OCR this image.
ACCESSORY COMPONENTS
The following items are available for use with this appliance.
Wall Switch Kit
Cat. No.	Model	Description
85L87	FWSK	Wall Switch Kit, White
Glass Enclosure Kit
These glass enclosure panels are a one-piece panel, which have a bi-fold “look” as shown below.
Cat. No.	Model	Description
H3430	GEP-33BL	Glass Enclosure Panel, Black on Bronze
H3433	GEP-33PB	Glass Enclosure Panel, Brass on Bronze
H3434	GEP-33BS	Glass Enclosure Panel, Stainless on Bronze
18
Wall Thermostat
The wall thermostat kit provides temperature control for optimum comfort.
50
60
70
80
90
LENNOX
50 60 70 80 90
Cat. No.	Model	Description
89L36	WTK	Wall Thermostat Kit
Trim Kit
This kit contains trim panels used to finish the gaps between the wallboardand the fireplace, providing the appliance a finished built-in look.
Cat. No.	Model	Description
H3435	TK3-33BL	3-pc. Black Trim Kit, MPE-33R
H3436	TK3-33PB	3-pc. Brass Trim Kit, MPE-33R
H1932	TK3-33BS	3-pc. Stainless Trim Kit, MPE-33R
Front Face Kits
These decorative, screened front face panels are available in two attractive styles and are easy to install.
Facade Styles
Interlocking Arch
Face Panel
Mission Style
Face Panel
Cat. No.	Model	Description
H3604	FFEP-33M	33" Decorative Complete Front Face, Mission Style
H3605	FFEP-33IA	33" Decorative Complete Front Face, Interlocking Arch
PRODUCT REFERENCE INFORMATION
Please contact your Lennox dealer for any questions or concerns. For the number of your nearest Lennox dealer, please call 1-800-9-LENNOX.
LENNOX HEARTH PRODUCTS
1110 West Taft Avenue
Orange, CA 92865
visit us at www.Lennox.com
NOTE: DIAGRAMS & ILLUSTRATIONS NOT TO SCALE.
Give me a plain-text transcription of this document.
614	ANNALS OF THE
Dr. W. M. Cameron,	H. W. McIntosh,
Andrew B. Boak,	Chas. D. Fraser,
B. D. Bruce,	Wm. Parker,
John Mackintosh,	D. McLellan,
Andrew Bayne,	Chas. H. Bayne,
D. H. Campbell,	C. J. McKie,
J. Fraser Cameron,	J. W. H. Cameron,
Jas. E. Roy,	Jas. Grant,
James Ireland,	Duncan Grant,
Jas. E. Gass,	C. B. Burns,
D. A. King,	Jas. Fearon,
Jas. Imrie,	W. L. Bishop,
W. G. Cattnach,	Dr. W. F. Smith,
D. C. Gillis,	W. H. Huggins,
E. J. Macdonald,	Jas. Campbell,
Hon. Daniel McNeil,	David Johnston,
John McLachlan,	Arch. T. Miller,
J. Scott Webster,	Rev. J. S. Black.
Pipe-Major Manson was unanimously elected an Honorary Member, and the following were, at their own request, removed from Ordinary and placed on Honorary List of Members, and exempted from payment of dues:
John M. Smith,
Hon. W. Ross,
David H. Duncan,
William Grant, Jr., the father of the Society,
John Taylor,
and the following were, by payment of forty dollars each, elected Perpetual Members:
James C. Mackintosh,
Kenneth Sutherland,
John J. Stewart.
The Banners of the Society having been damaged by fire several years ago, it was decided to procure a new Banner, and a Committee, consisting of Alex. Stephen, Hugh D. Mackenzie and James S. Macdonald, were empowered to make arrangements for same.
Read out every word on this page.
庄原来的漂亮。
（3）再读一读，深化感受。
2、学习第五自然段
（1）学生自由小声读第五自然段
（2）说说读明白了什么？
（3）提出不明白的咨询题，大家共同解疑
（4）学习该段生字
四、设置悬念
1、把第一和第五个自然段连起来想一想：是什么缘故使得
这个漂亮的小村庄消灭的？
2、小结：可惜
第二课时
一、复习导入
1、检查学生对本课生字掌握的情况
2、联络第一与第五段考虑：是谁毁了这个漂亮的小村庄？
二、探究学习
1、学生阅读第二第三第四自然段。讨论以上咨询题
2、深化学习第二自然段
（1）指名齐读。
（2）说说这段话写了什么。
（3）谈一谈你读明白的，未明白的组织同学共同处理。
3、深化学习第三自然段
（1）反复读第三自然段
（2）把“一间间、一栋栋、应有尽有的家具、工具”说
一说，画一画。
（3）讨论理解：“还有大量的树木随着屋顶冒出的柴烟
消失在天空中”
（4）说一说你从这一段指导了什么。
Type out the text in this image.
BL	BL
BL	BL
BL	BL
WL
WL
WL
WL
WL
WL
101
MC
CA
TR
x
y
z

● ● ●

» What is asked: Wherever a line in the data above holds "Arch", copy that line.

» Solution for this exercise:
Interlocking Arch
H3605	FFEP-33IA	33" Decorative Complete Front Face, Interlocking Arch
John McLachlan,	Arch. T. Miller,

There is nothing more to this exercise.